Gather, from the data below, each line in which the word "title" occurs.
** Start of RECORDED INFORMATION **
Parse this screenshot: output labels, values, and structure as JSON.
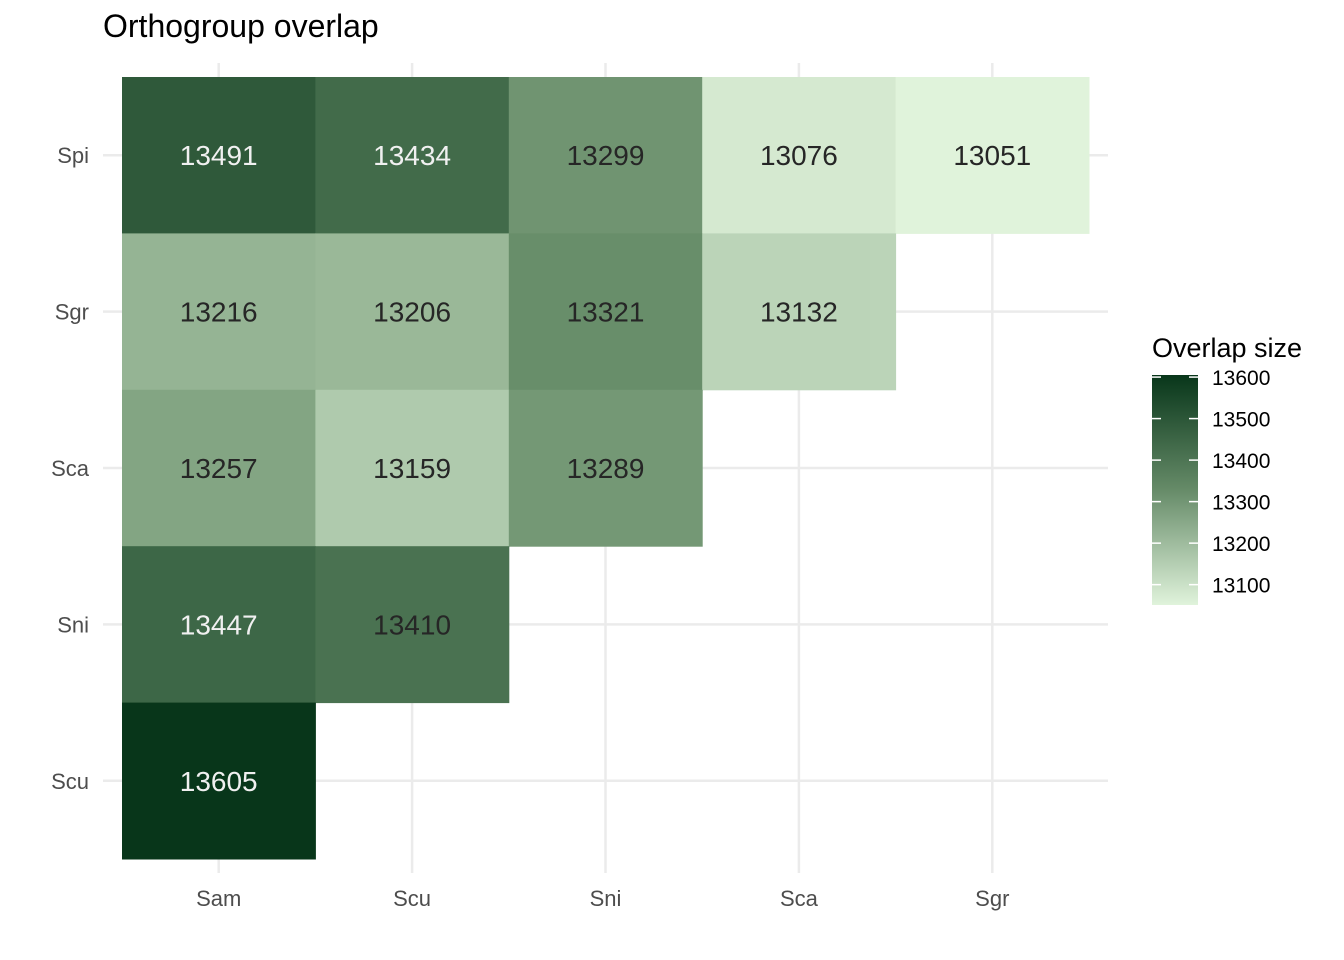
{
  "chart_data": {
    "type": "heatmap",
    "title": "Orthogroup overlap",
    "x_categories": [
      "Sam",
      "Scu",
      "Sni",
      "Sca",
      "Sgr"
    ],
    "y_categories": [
      "Spi",
      "Sgr",
      "Sca",
      "Sni",
      "Scu"
    ],
    "cells": [
      {
        "x": "Sam",
        "y": "Spi",
        "value": 13491
      },
      {
        "x": "Scu",
        "y": "Spi",
        "value": 13434
      },
      {
        "x": "Sni",
        "y": "Spi",
        "value": 13299
      },
      {
        "x": "Sca",
        "y": "Spi",
        "value": 13076
      },
      {
        "x": "Sgr",
        "y": "Spi",
        "value": 13051
      },
      {
        "x": "Sam",
        "y": "Sgr",
        "value": 13216
      },
      {
        "x": "Scu",
        "y": "Sgr",
        "value": 13206
      },
      {
        "x": "Sni",
        "y": "Sgr",
        "value": 13321
      },
      {
        "x": "Sca",
        "y": "Sgr",
        "value": 13132
      },
      {
        "x": "Sam",
        "y": "Sca",
        "value": 13257
      },
      {
        "x": "Scu",
        "y": "Sca",
        "value": 13159
      },
      {
        "x": "Sni",
        "y": "Sca",
        "value": 13289
      },
      {
        "x": "Sam",
        "y": "Sni",
        "value": 13447
      },
      {
        "x": "Scu",
        "y": "Sni",
        "value": 13410
      },
      {
        "x": "Sam",
        "y": "Scu",
        "value": 13605
      }
    ],
    "legend": {
      "title": "Overlap size",
      "ticks": [
        13600,
        13500,
        13400,
        13300,
        13200,
        13100
      ],
      "range": [
        13051,
        13605
      ],
      "placement": "right"
    },
    "colors": {
      "low": "#e0f3db",
      "mid": "#6f9470",
      "high": "#08361a",
      "grid": "#ebebeb"
    },
    "grid": true
  }
}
** End of RECORDED INFORMATION **
COMPLETE OUTPUT »
    "title": "Orthogroup overlap",
      "title": "Overlap size",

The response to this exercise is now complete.